> **Extracted records**:
╭──

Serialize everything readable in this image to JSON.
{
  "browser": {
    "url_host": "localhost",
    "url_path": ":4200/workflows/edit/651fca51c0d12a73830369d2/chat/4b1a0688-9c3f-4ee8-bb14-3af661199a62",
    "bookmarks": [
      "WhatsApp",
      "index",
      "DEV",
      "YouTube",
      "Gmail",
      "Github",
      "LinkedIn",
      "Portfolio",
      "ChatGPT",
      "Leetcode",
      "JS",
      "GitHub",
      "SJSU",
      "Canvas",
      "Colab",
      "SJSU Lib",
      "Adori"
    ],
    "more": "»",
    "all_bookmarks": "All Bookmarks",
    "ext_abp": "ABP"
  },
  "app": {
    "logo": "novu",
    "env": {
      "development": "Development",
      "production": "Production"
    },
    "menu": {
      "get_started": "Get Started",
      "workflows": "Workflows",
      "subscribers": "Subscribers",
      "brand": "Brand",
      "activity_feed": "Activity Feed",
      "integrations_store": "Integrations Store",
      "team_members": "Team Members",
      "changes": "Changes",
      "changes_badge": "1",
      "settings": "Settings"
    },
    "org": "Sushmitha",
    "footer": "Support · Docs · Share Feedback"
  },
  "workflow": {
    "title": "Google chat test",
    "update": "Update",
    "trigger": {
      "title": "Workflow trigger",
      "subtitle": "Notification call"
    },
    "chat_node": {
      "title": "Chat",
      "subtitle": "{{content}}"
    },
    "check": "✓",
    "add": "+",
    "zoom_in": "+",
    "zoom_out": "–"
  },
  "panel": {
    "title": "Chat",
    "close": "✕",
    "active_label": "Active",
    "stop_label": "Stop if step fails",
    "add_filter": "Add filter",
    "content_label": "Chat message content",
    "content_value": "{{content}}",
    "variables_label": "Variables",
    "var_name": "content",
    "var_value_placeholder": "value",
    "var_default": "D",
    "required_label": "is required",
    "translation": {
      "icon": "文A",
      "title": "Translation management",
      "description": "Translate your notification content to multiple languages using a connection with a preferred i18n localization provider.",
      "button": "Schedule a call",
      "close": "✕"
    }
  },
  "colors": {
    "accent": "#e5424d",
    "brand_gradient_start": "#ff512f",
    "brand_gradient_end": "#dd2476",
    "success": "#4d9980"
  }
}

╰──

> **Work to do**: Copy out the full listing exactly.

> **Right answer**:
Serialize everything readable in this image to JSON.
{
  "browser": {
    "url_host": "localhost",
    "url_path": ":4200/workflows/edit/651fca51c0d12a73830369d2/chat/4b1a0688-9c3f-4ee8-bb14-3af661199a62",
    "bookmarks": [
      "WhatsApp",
      "index",
      "DEV",
      "YouTube",
      "Gmail",
      "Github",
      "LinkedIn",
      "Portfolio",
      "ChatGPT",
      "Leetcode",
      "JS",
      "GitHub",
      "SJSU",
      "Canvas",
      "Colab",
      "SJSU Lib",
      "Adori"
    ],
    "more": "»",
    "all_bookmarks": "All Bookmarks",
    "ext_abp": "ABP"
  },
  "app": {
    "logo": "novu",
    "env": {
      "development": "Development",
      "production": "Production"
    },
    "menu": {
      "get_started": "Get Started",
      "workflows": "Workflows",
      "subscribers": "Subscribers",
      "brand": "Brand",
      "activity_feed": "Activity Feed",
      "integrations_store": "Integrations Store",
      "team_members": "Team Members",
      "changes": "Changes",
      "changes_badge": "1",
      "settings": "Settings"
    },
    "org": "Sushmitha",
    "footer": "Support · Docs · Share Feedback"
  },
  "workflow": {
    "title": "Google chat test",
    "update": "Update",
    "trigger": {
      "title": "Workflow trigger",
      "subtitle": "Notification call"
    },
    "chat_node": {
      "title": "Chat",
      "subtitle": "{{content}}"
    },
    "check": "✓",
    "add": "+",
    "zoom_in": "+",
    "zoom_out": "–"
  },
  "panel": {
    "title": "Chat",
    "close": "✕",
    "active_label": "Active",
    "stop_label": "Stop if step fails",
    "add_filter": "Add filter",
    "content_label": "Chat message content",
    "content_value": "{{content}}",
    "variables_label": "Variables",
    "var_name": "content",
    "var_value_placeholder": "value",
    "var_default": "D",
    "required_label": "is required",
    "translation": {
      "icon": "文A",
      "title": "Translation management",
      "description": "Translate your notification content to multiple languages using a connection with a preferred i18n localization provider.",
      "button": "Schedule a call",
      "close": "✕"
    }
  },
  "colors": {
    "accent": "#e5424d",
    "brand_gradient_start": "#ff512f",
    "brand_gradient_end": "#dd2476",
    "success": "#4d9980"
  }
}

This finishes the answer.